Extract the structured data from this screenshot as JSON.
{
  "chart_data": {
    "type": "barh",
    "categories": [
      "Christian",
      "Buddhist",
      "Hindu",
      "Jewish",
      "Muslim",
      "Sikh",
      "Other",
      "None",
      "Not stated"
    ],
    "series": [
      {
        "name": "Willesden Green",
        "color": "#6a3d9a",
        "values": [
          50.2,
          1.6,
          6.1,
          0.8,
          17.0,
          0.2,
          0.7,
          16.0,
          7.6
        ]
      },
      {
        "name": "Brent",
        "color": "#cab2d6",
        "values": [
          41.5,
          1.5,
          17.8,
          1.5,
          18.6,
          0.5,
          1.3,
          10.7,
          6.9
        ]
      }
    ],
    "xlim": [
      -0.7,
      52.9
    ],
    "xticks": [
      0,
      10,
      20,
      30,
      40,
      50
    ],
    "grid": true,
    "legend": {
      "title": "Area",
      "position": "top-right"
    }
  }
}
******
== What you are asked to do ==
Print again each line of the listing above, exactly as it appears.

== Written solution ==
Extract the structured data from this screenshot as JSON.
{
  "chart_data": {
    "type": "barh",
    "categories": [
      "Christian",
      "Buddhist",
      "Hindu",
      "Jewish",
      "Muslim",
      "Sikh",
      "Other",
      "None",
      "Not stated"
    ],
    "series": [
      {
        "name": "Willesden Green",
        "color": "#6a3d9a",
        "values": [
          50.2,
          1.6,
          6.1,
          0.8,
          17.0,
          0.2,
          0.7,
          16.0,
          7.6
        ]
      },
      {
        "name": "Brent",
        "color": "#cab2d6",
        "values": [
          41.5,
          1.5,
          17.8,
          1.5,
          18.6,
          0.5,
          1.3,
          10.7,
          6.9
        ]
      }
    ],
    "xlim": [
      -0.7,
      52.9
    ],
    "xticks": [
      0,
      10,
      20,
      30,
      40,
      50
    ],
    "grid": true,
    "legend": {
      "title": "Area",
      "position": "top-right"
    }
  }
}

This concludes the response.